- **STATED PROBLEM**
Your task is to write out the complete listing exactly as it is shown.

- **DATA LINES**
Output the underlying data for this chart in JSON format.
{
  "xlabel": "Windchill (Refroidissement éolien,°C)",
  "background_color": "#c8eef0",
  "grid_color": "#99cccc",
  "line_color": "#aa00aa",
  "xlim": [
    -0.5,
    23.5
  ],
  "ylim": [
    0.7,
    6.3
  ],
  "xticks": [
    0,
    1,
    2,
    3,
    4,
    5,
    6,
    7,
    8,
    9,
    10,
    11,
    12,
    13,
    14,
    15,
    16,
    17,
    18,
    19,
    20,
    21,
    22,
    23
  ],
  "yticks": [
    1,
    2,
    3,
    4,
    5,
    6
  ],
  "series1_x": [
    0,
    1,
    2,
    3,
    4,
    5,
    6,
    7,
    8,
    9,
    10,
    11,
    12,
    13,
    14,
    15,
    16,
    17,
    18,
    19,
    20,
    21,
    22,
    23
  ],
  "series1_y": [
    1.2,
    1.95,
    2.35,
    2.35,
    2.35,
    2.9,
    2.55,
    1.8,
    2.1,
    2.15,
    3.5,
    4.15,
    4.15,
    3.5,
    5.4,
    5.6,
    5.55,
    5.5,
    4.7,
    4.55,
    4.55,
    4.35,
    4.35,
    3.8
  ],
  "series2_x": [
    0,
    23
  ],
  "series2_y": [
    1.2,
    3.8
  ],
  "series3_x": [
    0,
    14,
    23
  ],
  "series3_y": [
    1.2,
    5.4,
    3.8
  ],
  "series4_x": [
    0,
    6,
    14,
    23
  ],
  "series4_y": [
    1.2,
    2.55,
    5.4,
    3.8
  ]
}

- **COMPLETE OUTPUT**
Output the underlying data for this chart in JSON format.
{
  "xlabel": "Windchill (Refroidissement éolien,°C)",
  "background_color": "#c8eef0",
  "grid_color": "#99cccc",
  "line_color": "#aa00aa",
  "xlim": [
    -0.5,
    23.5
  ],
  "ylim": [
    0.7,
    6.3
  ],
  "xticks": [
    0,
    1,
    2,
    3,
    4,
    5,
    6,
    7,
    8,
    9,
    10,
    11,
    12,
    13,
    14,
    15,
    16,
    17,
    18,
    19,
    20,
    21,
    22,
    23
  ],
  "yticks": [
    1,
    2,
    3,
    4,
    5,
    6
  ],
  "series1_x": [
    0,
    1,
    2,
    3,
    4,
    5,
    6,
    7,
    8,
    9,
    10,
    11,
    12,
    13,
    14,
    15,
    16,
    17,
    18,
    19,
    20,
    21,
    22,
    23
  ],
  "series1_y": [
    1.2,
    1.95,
    2.35,
    2.35,
    2.35,
    2.9,
    2.55,
    1.8,
    2.1,
    2.15,
    3.5,
    4.15,
    4.15,
    3.5,
    5.4,
    5.6,
    5.55,
    5.5,
    4.7,
    4.55,
    4.55,
    4.35,
    4.35,
    3.8
  ],
  "series2_x": [
    0,
    23
  ],
  "series2_y": [
    1.2,
    3.8
  ],
  "series3_x": [
    0,
    14,
    23
  ],
  "series3_y": [
    1.2,
    5.4,
    3.8
  ],
  "series4_x": [
    0,
    6,
    14,
    23
  ],
  "series4_y": [
    1.2,
    2.55,
    5.4,
    3.8
  ]
}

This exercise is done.